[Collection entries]
::::

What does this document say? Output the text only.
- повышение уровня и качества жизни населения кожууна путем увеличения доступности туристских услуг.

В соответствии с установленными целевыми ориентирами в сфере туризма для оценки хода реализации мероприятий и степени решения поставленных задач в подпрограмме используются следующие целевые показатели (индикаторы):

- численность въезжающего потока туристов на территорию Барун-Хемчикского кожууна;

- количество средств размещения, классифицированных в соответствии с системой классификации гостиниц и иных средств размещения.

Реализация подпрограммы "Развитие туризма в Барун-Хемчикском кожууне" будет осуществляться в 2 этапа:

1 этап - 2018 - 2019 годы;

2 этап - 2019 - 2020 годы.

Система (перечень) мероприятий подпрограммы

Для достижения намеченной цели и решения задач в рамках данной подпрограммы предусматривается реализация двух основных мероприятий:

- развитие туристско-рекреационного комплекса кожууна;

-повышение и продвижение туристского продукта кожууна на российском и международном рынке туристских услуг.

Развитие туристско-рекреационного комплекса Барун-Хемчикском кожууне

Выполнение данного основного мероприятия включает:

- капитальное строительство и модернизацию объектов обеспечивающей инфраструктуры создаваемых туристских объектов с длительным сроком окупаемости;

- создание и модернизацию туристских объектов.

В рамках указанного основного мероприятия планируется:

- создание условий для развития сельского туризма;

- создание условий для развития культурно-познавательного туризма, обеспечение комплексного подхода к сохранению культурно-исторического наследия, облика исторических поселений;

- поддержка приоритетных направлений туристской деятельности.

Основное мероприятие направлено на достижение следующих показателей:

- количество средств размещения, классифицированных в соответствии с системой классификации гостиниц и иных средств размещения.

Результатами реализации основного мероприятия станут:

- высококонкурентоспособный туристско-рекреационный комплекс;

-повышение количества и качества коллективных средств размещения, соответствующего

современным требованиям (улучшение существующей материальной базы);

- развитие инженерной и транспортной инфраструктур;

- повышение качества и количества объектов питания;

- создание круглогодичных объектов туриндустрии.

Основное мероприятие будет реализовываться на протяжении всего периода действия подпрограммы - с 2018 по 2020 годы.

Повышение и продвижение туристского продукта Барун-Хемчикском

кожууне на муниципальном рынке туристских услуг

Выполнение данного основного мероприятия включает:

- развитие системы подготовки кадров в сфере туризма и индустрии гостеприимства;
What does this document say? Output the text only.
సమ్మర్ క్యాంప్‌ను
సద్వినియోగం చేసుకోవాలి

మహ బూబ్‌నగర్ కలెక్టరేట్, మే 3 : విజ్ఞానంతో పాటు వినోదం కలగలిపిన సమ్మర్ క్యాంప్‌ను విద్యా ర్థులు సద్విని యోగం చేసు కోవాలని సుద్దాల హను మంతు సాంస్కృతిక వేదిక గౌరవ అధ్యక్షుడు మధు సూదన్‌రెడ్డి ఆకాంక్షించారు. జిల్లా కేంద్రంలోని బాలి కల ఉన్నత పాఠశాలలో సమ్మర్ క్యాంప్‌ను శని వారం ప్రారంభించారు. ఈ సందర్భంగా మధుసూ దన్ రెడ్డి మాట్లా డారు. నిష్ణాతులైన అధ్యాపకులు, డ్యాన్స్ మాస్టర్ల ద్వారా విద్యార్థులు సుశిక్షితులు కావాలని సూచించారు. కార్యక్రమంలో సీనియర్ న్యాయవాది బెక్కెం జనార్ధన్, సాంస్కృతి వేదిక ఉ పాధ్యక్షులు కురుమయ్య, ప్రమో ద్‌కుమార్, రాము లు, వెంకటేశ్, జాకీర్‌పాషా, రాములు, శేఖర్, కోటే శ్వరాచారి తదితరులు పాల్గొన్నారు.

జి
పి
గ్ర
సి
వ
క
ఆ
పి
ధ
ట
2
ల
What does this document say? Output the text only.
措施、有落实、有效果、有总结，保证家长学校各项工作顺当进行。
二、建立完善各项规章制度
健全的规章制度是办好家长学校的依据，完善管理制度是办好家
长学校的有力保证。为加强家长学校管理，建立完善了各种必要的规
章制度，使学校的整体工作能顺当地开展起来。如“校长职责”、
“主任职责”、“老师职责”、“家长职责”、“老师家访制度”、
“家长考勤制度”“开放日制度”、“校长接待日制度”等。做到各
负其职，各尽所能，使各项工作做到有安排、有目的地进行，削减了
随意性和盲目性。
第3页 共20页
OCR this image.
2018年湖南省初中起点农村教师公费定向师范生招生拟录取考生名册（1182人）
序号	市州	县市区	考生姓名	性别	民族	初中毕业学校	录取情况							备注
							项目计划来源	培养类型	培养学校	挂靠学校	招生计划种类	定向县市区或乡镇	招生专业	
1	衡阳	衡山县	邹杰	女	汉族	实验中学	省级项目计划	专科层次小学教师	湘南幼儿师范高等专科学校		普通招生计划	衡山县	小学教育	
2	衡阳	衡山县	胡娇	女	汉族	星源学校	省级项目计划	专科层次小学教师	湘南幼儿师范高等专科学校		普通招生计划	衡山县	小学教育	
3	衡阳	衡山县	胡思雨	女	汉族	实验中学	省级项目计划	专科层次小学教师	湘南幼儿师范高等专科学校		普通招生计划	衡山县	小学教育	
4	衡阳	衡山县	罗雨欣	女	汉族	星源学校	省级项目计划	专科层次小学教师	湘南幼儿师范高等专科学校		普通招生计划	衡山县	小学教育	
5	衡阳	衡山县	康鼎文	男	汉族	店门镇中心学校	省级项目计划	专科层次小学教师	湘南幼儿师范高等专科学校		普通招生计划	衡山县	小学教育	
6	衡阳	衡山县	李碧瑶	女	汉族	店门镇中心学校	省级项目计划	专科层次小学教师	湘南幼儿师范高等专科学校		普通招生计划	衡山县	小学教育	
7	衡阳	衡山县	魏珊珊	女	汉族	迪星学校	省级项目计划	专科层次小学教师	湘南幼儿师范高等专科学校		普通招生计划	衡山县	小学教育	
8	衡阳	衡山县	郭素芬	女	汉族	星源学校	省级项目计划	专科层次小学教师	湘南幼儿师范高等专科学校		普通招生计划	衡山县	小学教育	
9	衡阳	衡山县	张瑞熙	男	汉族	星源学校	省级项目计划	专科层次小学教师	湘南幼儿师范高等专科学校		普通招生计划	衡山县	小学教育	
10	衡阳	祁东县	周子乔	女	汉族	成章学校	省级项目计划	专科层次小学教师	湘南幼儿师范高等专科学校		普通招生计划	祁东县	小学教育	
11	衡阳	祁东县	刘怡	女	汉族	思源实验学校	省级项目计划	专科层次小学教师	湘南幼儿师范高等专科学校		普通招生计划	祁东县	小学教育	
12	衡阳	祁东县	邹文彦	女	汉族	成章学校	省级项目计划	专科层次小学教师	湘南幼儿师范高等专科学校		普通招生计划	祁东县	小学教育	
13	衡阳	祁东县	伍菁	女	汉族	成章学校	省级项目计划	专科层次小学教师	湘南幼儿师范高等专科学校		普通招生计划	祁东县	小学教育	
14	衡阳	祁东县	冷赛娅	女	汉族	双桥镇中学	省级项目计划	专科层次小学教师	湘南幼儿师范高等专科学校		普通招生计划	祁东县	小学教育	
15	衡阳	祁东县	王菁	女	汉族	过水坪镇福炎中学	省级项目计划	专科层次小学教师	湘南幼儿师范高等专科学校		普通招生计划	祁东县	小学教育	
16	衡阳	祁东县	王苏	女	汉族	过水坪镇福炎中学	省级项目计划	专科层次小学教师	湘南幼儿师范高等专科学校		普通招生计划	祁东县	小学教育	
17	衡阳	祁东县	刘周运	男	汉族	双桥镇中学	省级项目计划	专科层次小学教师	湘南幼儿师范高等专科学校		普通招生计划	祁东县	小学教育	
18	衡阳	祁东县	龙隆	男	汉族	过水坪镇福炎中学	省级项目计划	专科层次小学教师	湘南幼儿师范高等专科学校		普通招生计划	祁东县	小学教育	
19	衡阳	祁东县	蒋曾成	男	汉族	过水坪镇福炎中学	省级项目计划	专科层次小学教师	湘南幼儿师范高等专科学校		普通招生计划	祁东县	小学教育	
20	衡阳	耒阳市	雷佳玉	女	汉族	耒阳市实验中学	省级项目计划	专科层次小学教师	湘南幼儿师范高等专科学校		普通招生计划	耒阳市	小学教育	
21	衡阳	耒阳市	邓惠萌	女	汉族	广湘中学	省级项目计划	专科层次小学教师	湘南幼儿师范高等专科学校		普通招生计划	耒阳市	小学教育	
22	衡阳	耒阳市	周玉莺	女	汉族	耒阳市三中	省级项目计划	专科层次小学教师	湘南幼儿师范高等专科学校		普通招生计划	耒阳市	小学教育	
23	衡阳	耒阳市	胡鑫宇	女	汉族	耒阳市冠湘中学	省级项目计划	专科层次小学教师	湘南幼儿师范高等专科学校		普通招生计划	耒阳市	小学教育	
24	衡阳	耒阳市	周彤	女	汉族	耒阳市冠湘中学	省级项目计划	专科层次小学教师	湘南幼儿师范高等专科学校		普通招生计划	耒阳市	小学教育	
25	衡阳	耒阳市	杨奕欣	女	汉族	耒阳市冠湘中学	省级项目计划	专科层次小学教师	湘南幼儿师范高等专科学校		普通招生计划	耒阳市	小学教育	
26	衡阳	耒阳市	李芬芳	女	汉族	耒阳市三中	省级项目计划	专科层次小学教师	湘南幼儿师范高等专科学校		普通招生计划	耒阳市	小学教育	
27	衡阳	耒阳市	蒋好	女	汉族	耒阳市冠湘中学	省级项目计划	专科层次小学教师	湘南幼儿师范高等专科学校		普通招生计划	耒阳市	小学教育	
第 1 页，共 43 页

::::

▶ Exercise task:
Where a line in the entries holds "туристского", copy that line.

▶ Output for this exercise:
-повышение и продвижение туристского продукта кожууна на российском и международном рынке туристских услуг.
Повышение и продвижение туристского продукта Барун-Хемчикском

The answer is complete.